## What needs to be done
Starting at the top of the items and stopping after the line that contains "x-tick-label: $568 [305, 897, 383, 936]", give those lines as a JSON list of strings, one per line, with blank lines left out.

## Task material
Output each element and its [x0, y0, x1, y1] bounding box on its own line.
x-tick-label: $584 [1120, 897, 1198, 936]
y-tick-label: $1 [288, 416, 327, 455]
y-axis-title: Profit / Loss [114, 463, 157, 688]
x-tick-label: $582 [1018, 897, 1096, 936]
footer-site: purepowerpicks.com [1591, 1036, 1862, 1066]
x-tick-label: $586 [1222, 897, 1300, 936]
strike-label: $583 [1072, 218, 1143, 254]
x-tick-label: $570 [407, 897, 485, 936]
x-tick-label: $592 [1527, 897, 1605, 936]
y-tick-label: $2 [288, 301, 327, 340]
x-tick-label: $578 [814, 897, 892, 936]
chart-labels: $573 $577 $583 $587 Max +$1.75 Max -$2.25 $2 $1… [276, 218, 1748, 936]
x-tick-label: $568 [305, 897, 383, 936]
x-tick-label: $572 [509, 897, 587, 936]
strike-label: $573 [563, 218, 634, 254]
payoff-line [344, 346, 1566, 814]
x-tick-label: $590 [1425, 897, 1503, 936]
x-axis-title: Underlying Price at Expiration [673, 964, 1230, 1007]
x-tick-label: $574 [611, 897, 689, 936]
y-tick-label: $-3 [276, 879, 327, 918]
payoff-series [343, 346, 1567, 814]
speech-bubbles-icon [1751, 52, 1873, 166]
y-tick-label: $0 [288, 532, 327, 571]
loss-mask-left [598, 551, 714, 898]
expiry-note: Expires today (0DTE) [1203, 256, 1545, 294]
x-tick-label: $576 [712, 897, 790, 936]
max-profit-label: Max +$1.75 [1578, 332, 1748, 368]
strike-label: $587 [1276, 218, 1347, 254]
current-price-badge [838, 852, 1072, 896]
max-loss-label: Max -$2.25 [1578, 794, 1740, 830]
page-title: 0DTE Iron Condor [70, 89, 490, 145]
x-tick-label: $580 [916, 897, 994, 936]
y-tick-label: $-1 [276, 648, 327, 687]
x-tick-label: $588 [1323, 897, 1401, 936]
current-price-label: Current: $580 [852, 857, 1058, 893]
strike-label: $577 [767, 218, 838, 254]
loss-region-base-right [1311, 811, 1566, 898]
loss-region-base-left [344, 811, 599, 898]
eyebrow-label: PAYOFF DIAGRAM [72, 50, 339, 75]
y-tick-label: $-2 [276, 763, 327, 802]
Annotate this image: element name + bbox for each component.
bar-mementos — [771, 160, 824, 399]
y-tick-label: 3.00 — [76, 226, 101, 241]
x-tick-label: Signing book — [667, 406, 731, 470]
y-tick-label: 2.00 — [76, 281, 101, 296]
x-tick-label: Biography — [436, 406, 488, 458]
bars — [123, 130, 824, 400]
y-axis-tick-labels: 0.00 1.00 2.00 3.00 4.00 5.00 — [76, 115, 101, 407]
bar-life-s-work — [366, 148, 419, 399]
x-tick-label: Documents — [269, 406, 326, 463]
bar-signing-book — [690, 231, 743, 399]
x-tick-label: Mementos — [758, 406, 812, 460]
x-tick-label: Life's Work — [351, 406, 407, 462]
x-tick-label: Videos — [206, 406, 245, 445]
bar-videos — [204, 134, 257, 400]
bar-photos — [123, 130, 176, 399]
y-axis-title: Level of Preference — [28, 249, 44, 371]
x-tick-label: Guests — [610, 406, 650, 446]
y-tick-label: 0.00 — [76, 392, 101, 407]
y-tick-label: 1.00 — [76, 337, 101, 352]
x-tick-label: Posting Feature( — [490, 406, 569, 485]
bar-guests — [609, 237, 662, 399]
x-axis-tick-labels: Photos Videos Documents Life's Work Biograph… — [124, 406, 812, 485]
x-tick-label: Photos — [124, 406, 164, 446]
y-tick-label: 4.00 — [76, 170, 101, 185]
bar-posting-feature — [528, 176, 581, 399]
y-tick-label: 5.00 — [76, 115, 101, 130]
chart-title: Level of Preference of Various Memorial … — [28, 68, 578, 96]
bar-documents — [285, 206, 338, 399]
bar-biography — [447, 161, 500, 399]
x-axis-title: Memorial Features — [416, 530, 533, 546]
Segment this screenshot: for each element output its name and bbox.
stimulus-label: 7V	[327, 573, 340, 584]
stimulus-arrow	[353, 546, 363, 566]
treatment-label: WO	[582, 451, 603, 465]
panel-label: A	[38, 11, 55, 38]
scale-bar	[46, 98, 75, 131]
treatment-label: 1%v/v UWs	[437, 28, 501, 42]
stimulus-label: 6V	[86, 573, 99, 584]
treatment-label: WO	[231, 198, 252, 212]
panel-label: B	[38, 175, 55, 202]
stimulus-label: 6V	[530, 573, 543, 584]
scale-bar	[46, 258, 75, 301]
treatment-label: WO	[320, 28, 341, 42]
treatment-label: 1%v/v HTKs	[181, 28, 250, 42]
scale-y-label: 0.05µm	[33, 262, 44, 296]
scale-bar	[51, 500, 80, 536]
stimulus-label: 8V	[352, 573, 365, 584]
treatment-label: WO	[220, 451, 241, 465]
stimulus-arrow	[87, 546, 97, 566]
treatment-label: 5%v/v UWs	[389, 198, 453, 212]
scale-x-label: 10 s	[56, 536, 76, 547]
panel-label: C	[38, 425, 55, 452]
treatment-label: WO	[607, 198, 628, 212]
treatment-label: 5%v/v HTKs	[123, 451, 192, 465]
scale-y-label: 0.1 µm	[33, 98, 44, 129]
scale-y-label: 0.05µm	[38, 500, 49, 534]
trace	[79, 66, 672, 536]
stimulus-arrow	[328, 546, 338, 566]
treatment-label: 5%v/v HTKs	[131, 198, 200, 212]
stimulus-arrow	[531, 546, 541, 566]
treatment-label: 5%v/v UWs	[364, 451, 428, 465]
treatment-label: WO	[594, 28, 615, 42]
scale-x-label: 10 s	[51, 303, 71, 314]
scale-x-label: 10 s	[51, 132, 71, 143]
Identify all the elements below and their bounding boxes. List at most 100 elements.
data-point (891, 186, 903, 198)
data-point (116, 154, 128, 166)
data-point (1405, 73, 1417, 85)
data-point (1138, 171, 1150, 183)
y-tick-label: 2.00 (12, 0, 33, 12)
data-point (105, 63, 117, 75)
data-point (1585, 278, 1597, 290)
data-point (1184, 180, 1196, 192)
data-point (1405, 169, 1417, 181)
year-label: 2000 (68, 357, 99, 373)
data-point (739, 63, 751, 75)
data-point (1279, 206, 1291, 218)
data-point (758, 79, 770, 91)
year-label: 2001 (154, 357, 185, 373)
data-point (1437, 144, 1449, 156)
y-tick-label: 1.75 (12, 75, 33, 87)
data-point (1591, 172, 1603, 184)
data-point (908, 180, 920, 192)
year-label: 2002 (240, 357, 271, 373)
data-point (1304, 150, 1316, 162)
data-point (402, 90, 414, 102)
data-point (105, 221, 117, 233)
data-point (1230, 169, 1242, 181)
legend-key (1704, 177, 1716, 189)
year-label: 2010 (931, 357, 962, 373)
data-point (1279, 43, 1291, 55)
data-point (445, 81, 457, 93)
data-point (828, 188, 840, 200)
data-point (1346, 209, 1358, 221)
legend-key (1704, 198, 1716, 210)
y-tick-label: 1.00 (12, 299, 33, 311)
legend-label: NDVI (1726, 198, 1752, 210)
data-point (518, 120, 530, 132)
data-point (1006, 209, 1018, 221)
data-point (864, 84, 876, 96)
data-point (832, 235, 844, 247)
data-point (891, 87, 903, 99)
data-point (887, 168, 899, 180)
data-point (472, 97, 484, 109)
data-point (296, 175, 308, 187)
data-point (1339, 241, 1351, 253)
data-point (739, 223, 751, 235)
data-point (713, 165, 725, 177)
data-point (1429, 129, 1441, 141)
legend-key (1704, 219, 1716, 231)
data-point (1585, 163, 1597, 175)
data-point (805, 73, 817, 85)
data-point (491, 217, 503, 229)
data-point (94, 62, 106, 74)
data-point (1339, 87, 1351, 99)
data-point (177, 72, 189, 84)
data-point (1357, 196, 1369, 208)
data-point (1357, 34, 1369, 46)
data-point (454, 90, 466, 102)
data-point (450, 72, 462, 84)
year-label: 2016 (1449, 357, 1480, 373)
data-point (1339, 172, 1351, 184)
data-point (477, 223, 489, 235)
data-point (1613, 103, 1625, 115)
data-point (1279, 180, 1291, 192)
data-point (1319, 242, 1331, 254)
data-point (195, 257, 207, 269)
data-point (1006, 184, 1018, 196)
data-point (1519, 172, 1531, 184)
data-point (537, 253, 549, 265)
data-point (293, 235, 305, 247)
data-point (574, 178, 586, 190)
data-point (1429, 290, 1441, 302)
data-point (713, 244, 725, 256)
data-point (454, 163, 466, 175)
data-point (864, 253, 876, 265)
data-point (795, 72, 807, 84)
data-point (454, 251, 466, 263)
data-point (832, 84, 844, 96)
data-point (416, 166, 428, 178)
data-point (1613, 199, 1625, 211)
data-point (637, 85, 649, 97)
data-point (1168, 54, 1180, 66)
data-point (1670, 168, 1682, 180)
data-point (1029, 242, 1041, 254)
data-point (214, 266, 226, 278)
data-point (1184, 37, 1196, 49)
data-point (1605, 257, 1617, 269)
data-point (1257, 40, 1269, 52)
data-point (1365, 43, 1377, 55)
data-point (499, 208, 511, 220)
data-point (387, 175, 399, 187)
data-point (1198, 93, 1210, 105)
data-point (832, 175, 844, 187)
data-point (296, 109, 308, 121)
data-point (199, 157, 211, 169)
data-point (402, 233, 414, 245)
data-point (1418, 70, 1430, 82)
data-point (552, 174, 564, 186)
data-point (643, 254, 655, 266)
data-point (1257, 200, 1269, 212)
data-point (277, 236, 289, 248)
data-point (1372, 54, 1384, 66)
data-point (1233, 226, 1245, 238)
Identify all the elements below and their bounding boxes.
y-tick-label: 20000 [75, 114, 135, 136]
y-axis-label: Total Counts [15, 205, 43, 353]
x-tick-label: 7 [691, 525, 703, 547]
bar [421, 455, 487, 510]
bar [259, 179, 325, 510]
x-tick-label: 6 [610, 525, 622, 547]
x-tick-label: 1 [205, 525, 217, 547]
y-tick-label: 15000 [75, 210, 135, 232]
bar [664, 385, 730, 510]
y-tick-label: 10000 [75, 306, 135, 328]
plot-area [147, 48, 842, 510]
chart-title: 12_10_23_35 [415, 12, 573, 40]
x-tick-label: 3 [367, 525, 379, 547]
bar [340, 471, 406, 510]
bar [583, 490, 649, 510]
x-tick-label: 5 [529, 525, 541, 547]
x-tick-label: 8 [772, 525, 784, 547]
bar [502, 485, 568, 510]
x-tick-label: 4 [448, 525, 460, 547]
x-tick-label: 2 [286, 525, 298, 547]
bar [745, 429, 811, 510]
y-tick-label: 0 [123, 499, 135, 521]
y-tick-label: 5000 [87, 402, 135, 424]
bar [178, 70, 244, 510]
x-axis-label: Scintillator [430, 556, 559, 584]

## Complete answer
[
  "Output each element and its [x0, y0, x1, y1] bounding box on its own line.",
  "x-tick-label: $584 [1120, 897, 1198, 936]",
  "y-tick-label: $1 [288, 416, 327, 455]",
  "y-axis-title: Profit / Loss [114, 463, 157, 688]",
  "x-tick-label: $582 [1018, 897, 1096, 936]",
  "footer-site: purepowerpicks.com [1591, 1036, 1862, 1066]",
  "x-tick-label: $586 [1222, 897, 1300, 936]",
  "strike-label: $583 [1072, 218, 1143, 254]",
  "x-tick-label: $570 [407, 897, 485, 936]",
  "x-tick-label: $592 [1527, 897, 1605, 936]",
  "y-tick-label: $2 [288, 301, 327, 340]",
  "x-tick-label: $578 [814, 897, 892, 936]",
  "chart-labels: $573 $577 $583 $587 Max +$1.75 Max -$2.25 $2 $1… [276, 218, 1748, 936]",
  "x-tick-label: $568 [305, 897, 383, 936]"
]